*Exercise objective:* Take the listing and print it in full, exactly as given.

(Records from a collection of figures)

»»

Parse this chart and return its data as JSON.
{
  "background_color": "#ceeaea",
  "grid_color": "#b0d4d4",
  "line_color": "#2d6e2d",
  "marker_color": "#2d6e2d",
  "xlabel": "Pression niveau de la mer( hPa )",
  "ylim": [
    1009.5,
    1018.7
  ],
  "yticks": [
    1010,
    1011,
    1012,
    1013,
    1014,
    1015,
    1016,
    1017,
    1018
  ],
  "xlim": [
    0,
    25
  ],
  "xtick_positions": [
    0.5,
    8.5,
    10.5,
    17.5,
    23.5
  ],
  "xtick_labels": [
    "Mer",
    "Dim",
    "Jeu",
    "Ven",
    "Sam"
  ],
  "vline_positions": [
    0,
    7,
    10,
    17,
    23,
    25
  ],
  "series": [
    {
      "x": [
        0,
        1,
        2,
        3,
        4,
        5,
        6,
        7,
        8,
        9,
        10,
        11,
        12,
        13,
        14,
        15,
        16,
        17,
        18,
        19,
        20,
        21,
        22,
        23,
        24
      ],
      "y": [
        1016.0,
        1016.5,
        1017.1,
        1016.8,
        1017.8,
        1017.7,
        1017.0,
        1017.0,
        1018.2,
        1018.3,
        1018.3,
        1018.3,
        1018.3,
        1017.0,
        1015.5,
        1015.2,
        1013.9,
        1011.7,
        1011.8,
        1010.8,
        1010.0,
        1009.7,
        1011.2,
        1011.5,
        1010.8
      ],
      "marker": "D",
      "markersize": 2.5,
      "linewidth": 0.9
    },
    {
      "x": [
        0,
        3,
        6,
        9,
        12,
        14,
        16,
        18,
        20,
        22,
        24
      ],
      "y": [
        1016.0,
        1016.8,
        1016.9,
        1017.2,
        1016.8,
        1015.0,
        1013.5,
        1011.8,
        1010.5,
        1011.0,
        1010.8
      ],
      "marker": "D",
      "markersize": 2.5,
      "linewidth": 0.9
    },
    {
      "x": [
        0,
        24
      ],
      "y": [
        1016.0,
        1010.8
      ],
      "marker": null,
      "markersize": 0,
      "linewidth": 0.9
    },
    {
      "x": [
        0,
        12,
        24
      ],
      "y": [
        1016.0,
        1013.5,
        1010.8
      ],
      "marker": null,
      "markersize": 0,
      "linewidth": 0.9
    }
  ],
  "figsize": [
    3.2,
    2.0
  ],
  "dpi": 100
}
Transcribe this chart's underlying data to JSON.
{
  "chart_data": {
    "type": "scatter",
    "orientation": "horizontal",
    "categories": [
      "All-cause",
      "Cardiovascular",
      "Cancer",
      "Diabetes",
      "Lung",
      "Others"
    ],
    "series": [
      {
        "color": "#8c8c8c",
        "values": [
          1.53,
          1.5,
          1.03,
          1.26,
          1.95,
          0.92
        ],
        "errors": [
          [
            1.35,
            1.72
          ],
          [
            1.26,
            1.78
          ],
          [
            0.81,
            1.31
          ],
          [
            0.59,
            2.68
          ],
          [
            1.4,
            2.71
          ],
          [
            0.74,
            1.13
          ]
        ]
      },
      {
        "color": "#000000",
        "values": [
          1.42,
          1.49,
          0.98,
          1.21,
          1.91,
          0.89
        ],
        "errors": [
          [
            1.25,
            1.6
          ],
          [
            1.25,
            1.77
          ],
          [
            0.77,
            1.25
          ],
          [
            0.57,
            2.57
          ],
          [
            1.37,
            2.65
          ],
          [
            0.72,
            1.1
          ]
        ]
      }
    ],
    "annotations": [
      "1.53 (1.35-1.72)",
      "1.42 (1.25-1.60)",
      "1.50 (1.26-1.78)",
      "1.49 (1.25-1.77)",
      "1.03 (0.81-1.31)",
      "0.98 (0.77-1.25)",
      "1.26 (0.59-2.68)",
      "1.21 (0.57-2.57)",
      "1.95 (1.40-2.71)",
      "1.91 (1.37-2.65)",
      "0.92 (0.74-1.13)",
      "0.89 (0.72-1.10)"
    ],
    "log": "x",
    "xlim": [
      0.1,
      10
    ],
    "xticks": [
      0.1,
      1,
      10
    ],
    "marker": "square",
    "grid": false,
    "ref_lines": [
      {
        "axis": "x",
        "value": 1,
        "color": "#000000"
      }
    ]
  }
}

««

*Task solution:*
Parse this chart and return its data as JSON.
{
  "background_color": "#ceeaea",
  "grid_color": "#b0d4d4",
  "line_color": "#2d6e2d",
  "marker_color": "#2d6e2d",
  "xlabel": "Pression niveau de la mer( hPa )",
  "ylim": [
    1009.5,
    1018.7
  ],
  "yticks": [
    1010,
    1011,
    1012,
    1013,
    1014,
    1015,
    1016,
    1017,
    1018
  ],
  "xlim": [
    0,
    25
  ],
  "xtick_positions": [
    0.5,
    8.5,
    10.5,
    17.5,
    23.5
  ],
  "xtick_labels": [
    "Mer",
    "Dim",
    "Jeu",
    "Ven",
    "Sam"
  ],
  "vline_positions": [
    0,
    7,
    10,
    17,
    23,
    25
  ],
  "series": [
    {
      "x": [
        0,
        1,
        2,
        3,
        4,
        5,
        6,
        7,
        8,
        9,
        10,
        11,
        12,
        13,
        14,
        15,
        16,
        17,
        18,
        19,
        20,
        21,
        22,
        23,
        24
      ],
      "y": [
        1016.0,
        1016.5,
        1017.1,
        1016.8,
        1017.8,
        1017.7,
        1017.0,
        1017.0,
        1018.2,
        1018.3,
        1018.3,
        1018.3,
        1018.3,
        1017.0,
        1015.5,
        1015.2,
        1013.9,
        1011.7,
        1011.8,
        1010.8,
        1010.0,
        1009.7,
        1011.2,
        1011.5,
        1010.8
      ],
      "marker": "D",
      "markersize": 2.5,
      "linewidth": 0.9
    },
    {
      "x": [
        0,
        3,
        6,
        9,
        12,
        14,
        16,
        18,
        20,
        22,
        24
      ],
      "y": [
        1016.0,
        1016.8,
        1016.9,
        1017.2,
        1016.8,
        1015.0,
        1013.5,
        1011.8,
        1010.5,
        1011.0,
        1010.8
      ],
      "marker": "D",
      "markersize": 2.5,
      "linewidth": 0.9
    },
    {
      "x": [
        0,
        24
      ],
      "y": [
        1016.0,
        1010.8
      ],
      "marker": null,
      "markersize": 0,
      "linewidth": 0.9
    },
    {
      "x": [
        0,
        12,
        24
      ],
      "y": [
        1016.0,
        1013.5,
        1010.8
      ],
      "marker": null,
      "markersize": 0,
      "linewidth": 0.9
    }
  ],
  "figsize": [
    3.2,
    2.0
  ],
  "dpi": 100
}
Transcribe this chart's underlying data to JSON.
{
  "chart_data": {
    "type": "scatter",
    "orientation": "horizontal",
    "categories": [
      "All-cause",
      "Cardiovascular",
      "Cancer",
      "Diabetes",
      "Lung",
      "Others"
    ],
    "series": [
      {
        "color": "#8c8c8c",
        "values": [
          1.53,
          1.5,
          1.03,
          1.26,
          1.95,
          0.92
        ],
        "errors": [
          [
            1.35,
            1.72
          ],
          [
            1.26,
            1.78
          ],
          [
            0.81,
            1.31
          ],
          [
            0.59,
            2.68
          ],
          [
            1.4,
            2.71
          ],
          [
            0.74,
            1.13
          ]
        ]
      },
      {
        "color": "#000000",
        "values": [
          1.42,
          1.49,
          0.98,
          1.21,
          1.91,
          0.89
        ],
        "errors": [
          [
            1.25,
            1.6
          ],
          [
            1.25,
            1.77
          ],
          [
            0.77,
            1.25
          ],
          [
            0.57,
            2.57
          ],
          [
            1.37,
            2.65
          ],
          [
            0.72,
            1.1
          ]
        ]
      }
    ],
    "annotations": [
      "1.53 (1.35-1.72)",
      "1.42 (1.25-1.60)",
      "1.50 (1.26-1.78)",
      "1.49 (1.25-1.77)",
      "1.03 (0.81-1.31)",
      "0.98 (0.77-1.25)",
      "1.26 (0.59-2.68)",
      "1.21 (0.57-2.57)",
      "1.95 (1.40-2.71)",
      "1.91 (1.37-2.65)",
      "0.92 (0.74-1.13)",
      "0.89 (0.72-1.10)"
    ],
    "log": "x",
    "xlim": [
      0.1,
      10
    ],
    "xticks": [
      0.1,
      1,
      10
    ],
    "marker": "square",
    "grid": false,
    "ref_lines": [
      {
        "axis": "x",
        "value": 1,
        "color": "#000000"
      }
    ]
  }
}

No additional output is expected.